# WHAT YOU SHOULD DO
Rewrite these records with "Patent image size" swapped for "Drawing size" and everything else unchanged. Leave out the pictures.
-- Start RECORDS --
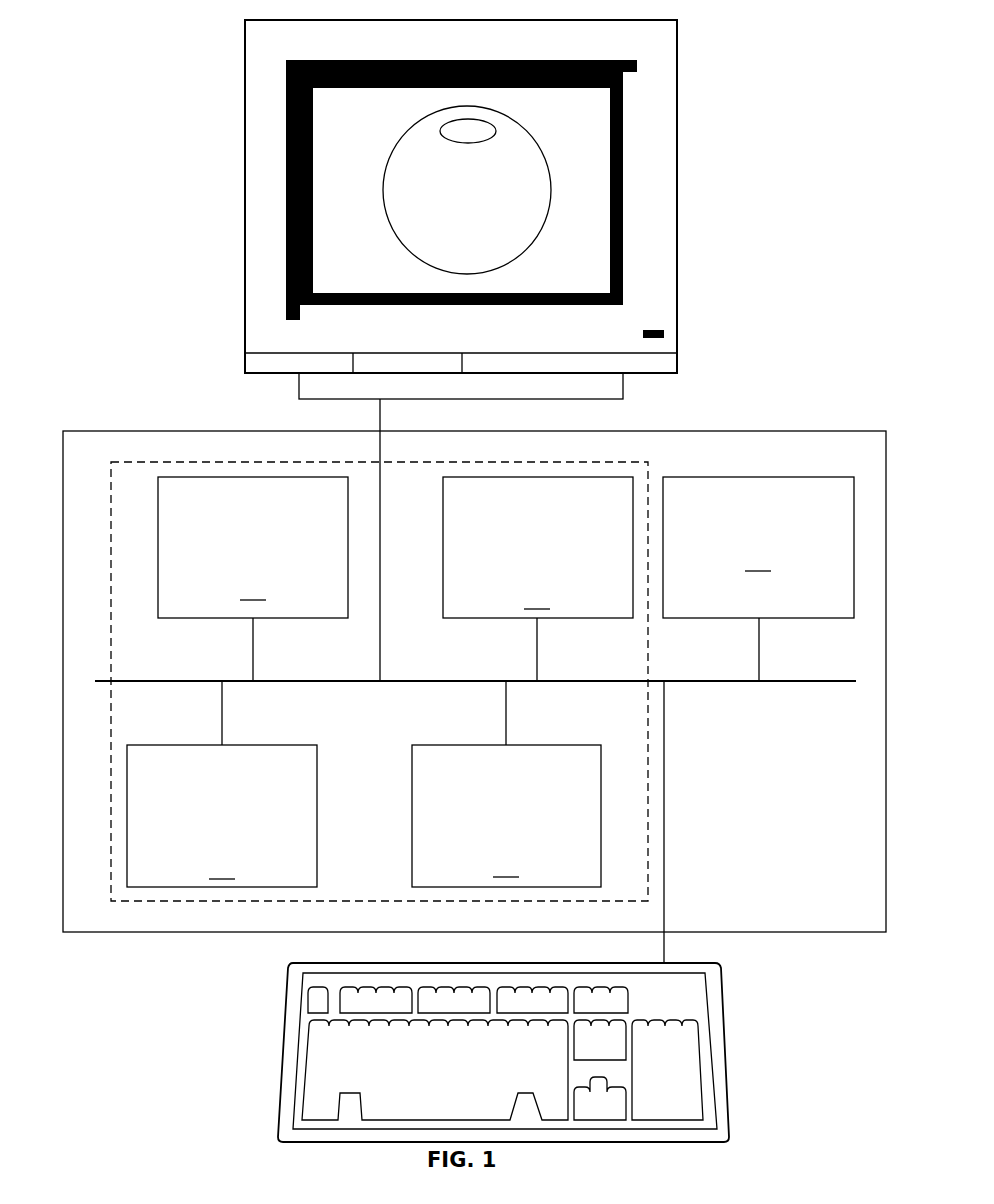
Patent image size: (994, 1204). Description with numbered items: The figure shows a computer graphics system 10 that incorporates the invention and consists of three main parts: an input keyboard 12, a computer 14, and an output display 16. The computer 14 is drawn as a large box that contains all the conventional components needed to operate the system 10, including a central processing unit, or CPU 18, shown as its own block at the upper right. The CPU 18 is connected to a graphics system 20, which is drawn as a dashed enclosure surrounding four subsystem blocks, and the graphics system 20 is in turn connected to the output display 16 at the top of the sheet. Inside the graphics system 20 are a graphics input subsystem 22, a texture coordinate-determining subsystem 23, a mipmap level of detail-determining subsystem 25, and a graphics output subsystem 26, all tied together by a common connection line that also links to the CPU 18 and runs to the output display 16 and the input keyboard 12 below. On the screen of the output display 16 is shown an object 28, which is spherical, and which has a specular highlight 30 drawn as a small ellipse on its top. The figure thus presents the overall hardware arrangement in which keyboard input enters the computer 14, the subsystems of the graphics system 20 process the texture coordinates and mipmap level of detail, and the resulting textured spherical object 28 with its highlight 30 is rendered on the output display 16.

The computer graphics system 10 is at (158, 158).
The input keyboard 12 is at (288, 995).
The computer 14 is at (742, 431).
The output display 16 is at (245, 211).
The central processing unit (CPU) 18 is at (758, 579).
The graphics system 20 is at (648, 790).
The graphics input subsystem 22 is at (506, 784).
The texture coordinate-determining subsystem 23 is at (538, 579).
The mipmap level of detail-determining subsystem 25 is at (222, 784).
The graphics output subsystem 26 is at (253, 579).
The object 28 is at (467, 190).
The specular highlight 30 is at (470, 130).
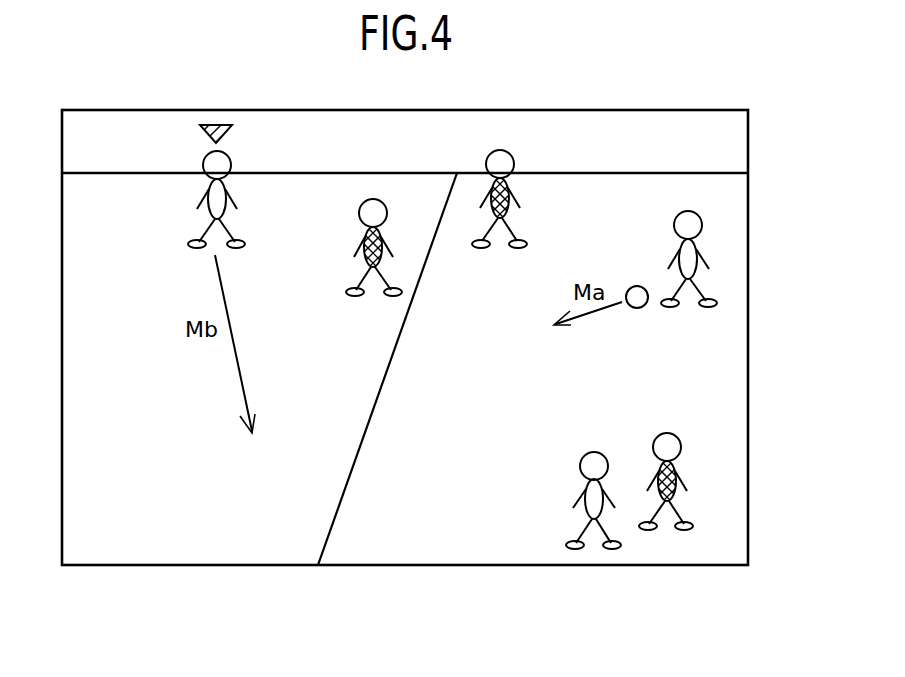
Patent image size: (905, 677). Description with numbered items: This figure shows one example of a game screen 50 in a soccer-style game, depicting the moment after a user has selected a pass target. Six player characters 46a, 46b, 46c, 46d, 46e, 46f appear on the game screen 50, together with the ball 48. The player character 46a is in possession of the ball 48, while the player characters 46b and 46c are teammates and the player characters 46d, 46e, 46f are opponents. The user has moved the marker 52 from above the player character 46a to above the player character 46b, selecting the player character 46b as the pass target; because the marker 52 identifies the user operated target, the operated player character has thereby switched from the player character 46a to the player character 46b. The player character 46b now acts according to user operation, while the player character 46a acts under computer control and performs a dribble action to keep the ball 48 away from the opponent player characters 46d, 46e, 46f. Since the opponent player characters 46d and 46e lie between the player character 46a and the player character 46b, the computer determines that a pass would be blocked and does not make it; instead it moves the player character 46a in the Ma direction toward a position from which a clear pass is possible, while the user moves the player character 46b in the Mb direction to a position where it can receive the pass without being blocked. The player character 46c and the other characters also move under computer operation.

The game screen 50 is at (252, 566).
The marker 52 is at (216, 124).
The player character 46a is at (702, 222).
The player character 46b is at (207, 205).
The player character 46c is at (580, 466).
The player character 46d is at (360, 215).
The player character 46e is at (513, 151).
The player character 46f is at (672, 433).
The ball 48 is at (636, 308).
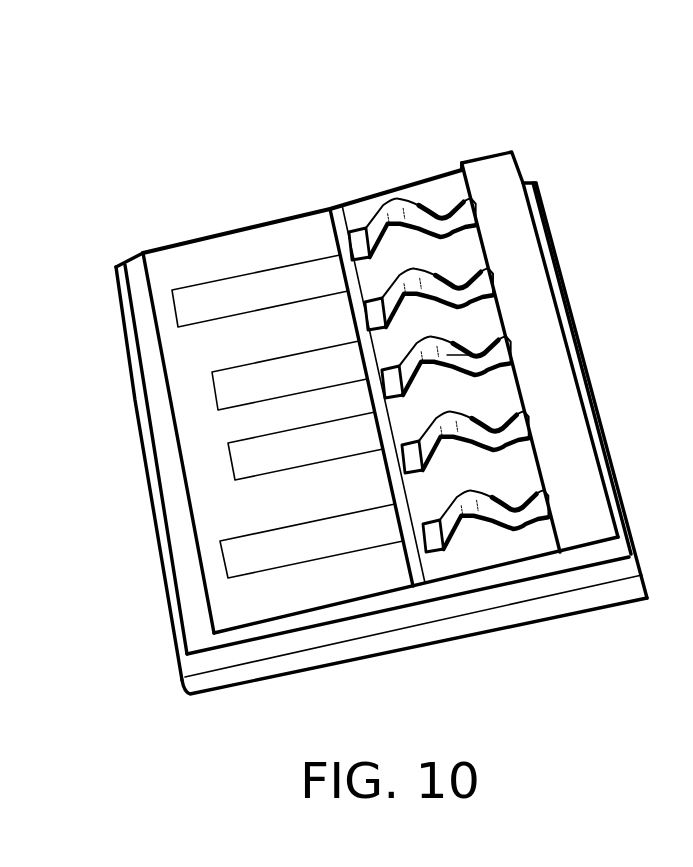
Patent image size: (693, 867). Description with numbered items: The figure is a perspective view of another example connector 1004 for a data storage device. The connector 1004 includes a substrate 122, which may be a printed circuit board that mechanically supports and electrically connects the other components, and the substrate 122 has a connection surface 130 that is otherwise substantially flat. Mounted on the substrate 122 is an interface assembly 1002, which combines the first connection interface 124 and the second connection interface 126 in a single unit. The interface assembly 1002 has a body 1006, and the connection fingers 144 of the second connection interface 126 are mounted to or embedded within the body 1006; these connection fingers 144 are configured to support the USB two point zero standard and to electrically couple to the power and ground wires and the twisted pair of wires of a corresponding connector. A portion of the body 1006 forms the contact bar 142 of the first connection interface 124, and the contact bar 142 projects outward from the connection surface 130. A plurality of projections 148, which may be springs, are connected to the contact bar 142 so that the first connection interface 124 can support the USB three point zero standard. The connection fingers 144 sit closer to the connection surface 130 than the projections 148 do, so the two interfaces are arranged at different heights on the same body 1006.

The connector 1004 is at (144, 100).
The interface assembly 1002 is at (280, 243).
The body 1006 is at (180, 457).
The second connection interface 126 is at (163, 217).
The contact bar 142 is at (518, 207).
The first connection interface 124 is at (473, 137).
The substrate 122 is at (203, 675).
The connection surface 130 is at (447, 603).
The connection fingers 144 is at (212, 374).
The projections 148 is at (410, 212).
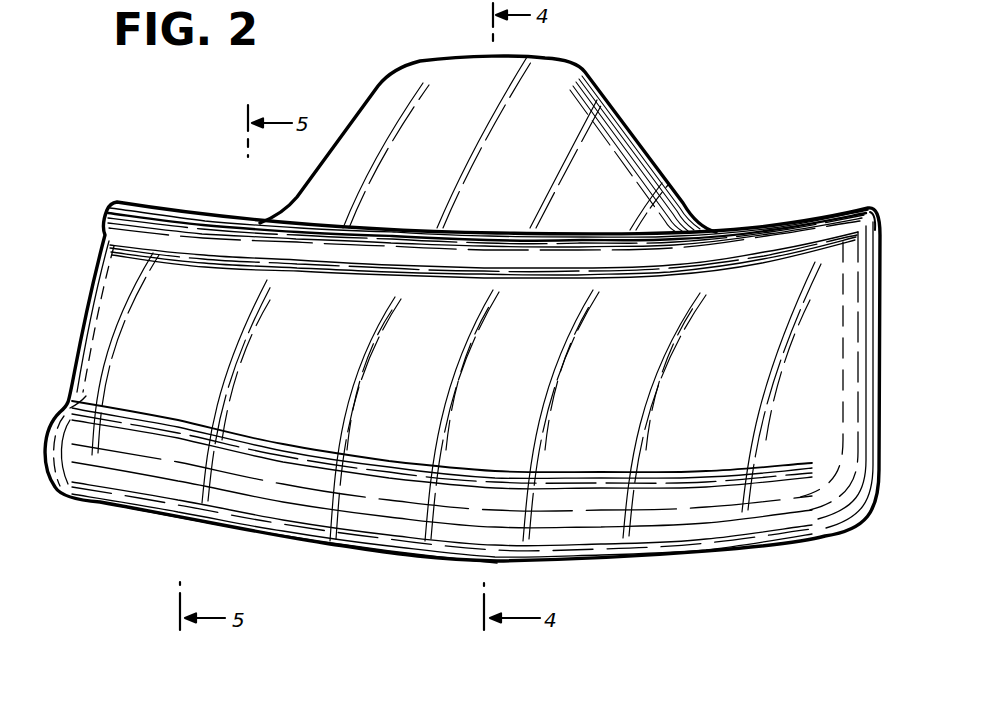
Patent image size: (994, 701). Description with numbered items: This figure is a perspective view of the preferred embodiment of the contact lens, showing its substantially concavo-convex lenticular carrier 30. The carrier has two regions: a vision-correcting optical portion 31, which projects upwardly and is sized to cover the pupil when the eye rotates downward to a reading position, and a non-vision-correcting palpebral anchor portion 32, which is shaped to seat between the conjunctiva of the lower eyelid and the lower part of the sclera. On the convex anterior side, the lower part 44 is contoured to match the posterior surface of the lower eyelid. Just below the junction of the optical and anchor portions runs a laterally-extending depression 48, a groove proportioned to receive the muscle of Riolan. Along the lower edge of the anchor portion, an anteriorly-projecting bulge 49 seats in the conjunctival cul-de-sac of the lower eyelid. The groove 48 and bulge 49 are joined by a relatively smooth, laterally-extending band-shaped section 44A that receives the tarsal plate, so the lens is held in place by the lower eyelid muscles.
-- End RECORDS --
# TASK SOLUTION
Drawing size: (994, 1204). Description with numbered items: The figure shows a computer graphics system 10 that incorporates the invention and consists of three main parts: an input keyboard 12, a computer 14, and an output display 16. The computer 14 is drawn as a large box that contains all the conventional components needed to operate the system 10, including a central processing unit, or CPU 18, shown as its own block at the upper right. The CPU 18 is connected to a graphics system 20, which is drawn as a dashed enclosure surrounding four subsystem blocks, and the graphics system 20 is in turn connected to the output display 16 at the top of the sheet. Inside the graphics system 20 are a graphics input subsystem 22, a texture coordinate-determining subsystem 23, a mipmap level of detail-determining subsystem 25, and a graphics output subsystem 26, all tied together by a common connection line that also links to the CPU 18 and runs to the output display 16 and the input keyboard 12 below. On the screen of the output display 16 is shown an object 28, which is spherical, and which has a specular highlight 30 drawn as a small ellipse on its top. The figure thus presents the overall hardware arrangement in which keyboard input enters the computer 14, the subsystems of the graphics system 20 process the texture coordinates and mipmap level of detail, and the resulting textured spherical object 28 with its highlight 30 is rendered on the output display 16.

The computer graphics system 10 is at (158, 158).
The input keyboard 12 is at (288, 995).
The computer 14 is at (742, 431).
The output display 16 is at (245, 211).
The central processing unit (CPU) 18 is at (758, 579).
The graphics system 20 is at (648, 790).
The graphics input subsystem 22 is at (506, 784).
The texture coordinate-determining subsystem 23 is at (538, 579).
The mipmap level of detail-determining subsystem 25 is at (222, 784).
The graphics output subsystem 26 is at (253, 579).
The object 28 is at (467, 190).
The specular highlight 30 is at (470, 130).
Drawing size: (905, 677). Description with numbered items: This figure shows one example of a game screen 50 in a soccer-style game, depicting the moment after a user has selected a pass target. Six player characters 46a, 46b, 46c, 46d, 46e, 46f appear on the game screen 50, together with the ball 48. The player character 46a is in possession of the ball 48, while the player characters 46b and 46c are teammates and the player characters 46d, 46e, 46f are opponents. The user has moved the marker 52 from above the player character 46a to above the player character 46b, selecting the player character 46b as the pass target; because the marker 52 identifies the user operated target, the operated player character has thereby switched from the player character 46a to the player character 46b. The player character 46b now acts according to user operation, while the player character 46a acts under computer control and performs a dribble action to keep the ball 48 away from the opponent player characters 46d, 46e, 46f. Since the opponent player characters 46d and 46e lie between the player character 46a and the player character 46b, the computer determines that a pass would be blocked and does not make it; instead it moves the player character 46a in the Ma direction toward a position from which a clear pass is possible, while the user moves the player character 46b in the Mb direction to a position where it can receive the pass without being blocked. The player character 46c and the other characters also move under computer operation.

The game screen 50 is at (252, 566).
The marker 52 is at (216, 124).
The player character 46a is at (702, 222).
The player character 46b is at (207, 205).
The player character 46c is at (580, 466).
The player character 46d is at (360, 215).
The player character 46e is at (513, 151).
The player character 46f is at (672, 433).
The ball 48 is at (636, 308).
Drawing size: (693, 867). Description with numbered items: The figure is a perspective view of another example connector 1004 for a data storage device. The connector 1004 includes a substrate 122, which may be a printed circuit board that mechanically supports and electrically connects the other components, and the substrate 122 has a connection surface 130 that is otherwise substantially flat. Mounted on the substrate 122 is an interface assembly 1002, which combines the first connection interface 124 and the second connection interface 126 in a single unit. The interface assembly 1002 has a body 1006, and the connection fingers 144 of the second connection interface 126 are mounted to or embedded within the body 1006; these connection fingers 144 are configured to support the USB two point zero standard and to electrically couple to the power and ground wires and the twisted pair of wires of a corresponding connector. A portion of the body 1006 forms the contact bar 142 of the first connection interface 124, and the contact bar 142 projects outward from the connection surface 130. A plurality of projections 148, which may be springs, are connected to the contact bar 142 so that the first connection interface 124 can support the USB three point zero standard. The connection fingers 144 sit closer to the connection surface 130 than the projections 148 do, so the two interfaces are arranged at different heights on the same body 1006.

The connector 1004 is at (144, 100).
The interface assembly 1002 is at (280, 243).
The body 1006 is at (180, 457).
The second connection interface 126 is at (163, 217).
The contact bar 142 is at (518, 207).
The first connection interface 124 is at (473, 137).
The substrate 122 is at (203, 675).
The connection surface 130 is at (447, 603).
The connection fingers 144 is at (212, 374).
The projections 148 is at (410, 212).
Drawing size: (994, 701). Description with numbered items: This figure is a perspective view of the preferred embodiment of the contact lens, showing its substantially concavo-convex lenticular carrier 30. The carrier has two regions: a vision-correcting optical portion 31, which projects upwardly and is sized to cover the pupil when the eye rotates downward to a reading position, and a non-vision-correcting palpebral anchor portion 32, which is shaped to seat between the conjunctiva of the lower eyelid and the lower part of the sclera. On the convex anterior side, the lower part 44 is contoured to match the posterior surface of the lower eyelid. Just below the junction of the optical and anchor portions runs a laterally-extending depression 48, a groove proportioned to receive the muscle of Riolan. Along the lower edge of the anchor portion, an anteriorly-projecting bulge 49 seats in the conjunctival cul-de-sac of the lower eyelid. The groove 48 and bulge 49 are joined by a relatively smooth, laterally-extending band-shaped section 44A that receives the tarsal plate, so the lens is held in place by the lower eyelid muscles.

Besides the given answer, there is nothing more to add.